§ **Exercise requirements**: Transcribe the listing word for word.

§ **Task input**:
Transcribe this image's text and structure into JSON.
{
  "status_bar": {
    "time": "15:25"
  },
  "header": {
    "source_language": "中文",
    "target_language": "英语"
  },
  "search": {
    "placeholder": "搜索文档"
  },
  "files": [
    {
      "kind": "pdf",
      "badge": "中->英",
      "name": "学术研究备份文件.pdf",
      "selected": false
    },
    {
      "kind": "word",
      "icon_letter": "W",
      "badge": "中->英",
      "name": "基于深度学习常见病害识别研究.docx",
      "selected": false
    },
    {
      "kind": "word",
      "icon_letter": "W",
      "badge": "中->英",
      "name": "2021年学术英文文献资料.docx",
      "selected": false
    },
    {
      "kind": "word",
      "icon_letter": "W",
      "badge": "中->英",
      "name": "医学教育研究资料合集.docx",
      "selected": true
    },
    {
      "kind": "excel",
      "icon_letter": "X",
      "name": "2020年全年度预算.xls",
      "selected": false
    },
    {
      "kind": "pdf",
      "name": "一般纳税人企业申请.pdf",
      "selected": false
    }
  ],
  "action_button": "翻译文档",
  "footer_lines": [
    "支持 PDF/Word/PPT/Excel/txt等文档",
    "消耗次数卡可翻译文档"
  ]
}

§ **Response**:
Transcribe this image's text and structure into JSON.
{
  "status_bar": {
    "time": "15:25"
  },
  "header": {
    "source_language": "中文",
    "target_language": "英语"
  },
  "search": {
    "placeholder": "搜索文档"
  },
  "files": [
    {
      "kind": "pdf",
      "badge": "中->英",
      "name": "学术研究备份文件.pdf",
      "selected": false
    },
    {
      "kind": "word",
      "icon_letter": "W",
      "badge": "中->英",
      "name": "基于深度学习常见病害识别研究.docx",
      "selected": false
    },
    {
      "kind": "word",
      "icon_letter": "W",
      "badge": "中->英",
      "name": "2021年学术英文文献资料.docx",
      "selected": false
    },
    {
      "kind": "word",
      "icon_letter": "W",
      "badge": "中->英",
      "name": "医学教育研究资料合集.docx",
      "selected": true
    },
    {
      "kind": "excel",
      "icon_letter": "X",
      "name": "2020年全年度预算.xls",
      "selected": false
    },
    {
      "kind": "pdf",
      "name": "一般纳税人企业申请.pdf",
      "selected": false
    }
  ],
  "action_button": "翻译文档",
  "footer_lines": [
    "支持 PDF/Word/PPT/Excel/txt等文档",
    "消耗次数卡可翻译文档"
  ]
}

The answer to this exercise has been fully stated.